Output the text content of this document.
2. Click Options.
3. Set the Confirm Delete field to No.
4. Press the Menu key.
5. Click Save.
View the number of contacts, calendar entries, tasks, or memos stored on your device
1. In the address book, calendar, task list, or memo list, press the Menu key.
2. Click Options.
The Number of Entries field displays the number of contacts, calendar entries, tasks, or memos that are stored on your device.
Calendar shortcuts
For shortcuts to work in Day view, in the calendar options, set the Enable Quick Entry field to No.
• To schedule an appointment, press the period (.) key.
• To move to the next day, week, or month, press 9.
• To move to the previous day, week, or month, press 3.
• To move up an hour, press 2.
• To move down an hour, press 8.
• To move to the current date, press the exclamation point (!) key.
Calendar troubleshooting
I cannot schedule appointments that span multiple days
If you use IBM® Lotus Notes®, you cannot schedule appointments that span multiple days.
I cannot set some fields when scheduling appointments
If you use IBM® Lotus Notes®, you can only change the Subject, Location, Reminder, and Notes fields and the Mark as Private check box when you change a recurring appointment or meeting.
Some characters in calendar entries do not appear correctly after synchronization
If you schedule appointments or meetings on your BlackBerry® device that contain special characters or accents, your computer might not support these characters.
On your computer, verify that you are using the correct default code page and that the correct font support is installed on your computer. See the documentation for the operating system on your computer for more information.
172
+++++
> [YOUR GOAL]: Quote all the records. Keep every word exact.

> [SOLUTION TO THIS TASK]:
Output the text content of this document.
2. Click Options.
3. Set the Confirm Delete field to No.
4. Press the Menu key.
5. Click Save.
View the number of contacts, calendar entries, tasks, or memos stored on your device
1. In the address book, calendar, task list, or memo list, press the Menu key.
2. Click Options.
The Number of Entries field displays the number of contacts, calendar entries, tasks, or memos that are stored on your device.
Calendar shortcuts
For shortcuts to work in Day view, in the calendar options, set the Enable Quick Entry field to No.
• To schedule an appointment, press the period (.) key.
• To move to the next day, week, or month, press 9.
• To move to the previous day, week, or month, press 3.
• To move up an hour, press 2.
• To move down an hour, press 8.
• To move to the current date, press the exclamation point (!) key.
Calendar troubleshooting
I cannot schedule appointments that span multiple days
If you use IBM® Lotus Notes®, you cannot schedule appointments that span multiple days.
I cannot set some fields when scheduling appointments
If you use IBM® Lotus Notes®, you can only change the Subject, Location, Reminder, and Notes fields and the Mark as Private check box when you change a recurring appointment or meeting.
Some characters in calendar entries do not appear correctly after synchronization
If you schedule appointments or meetings on your BlackBerry® device that contain special characters or accents, your computer might not support these characters.
On your computer, verify that you are using the correct default code page and that the correct font support is installed on your computer. See the documentation for the operating system on your computer for more information.
172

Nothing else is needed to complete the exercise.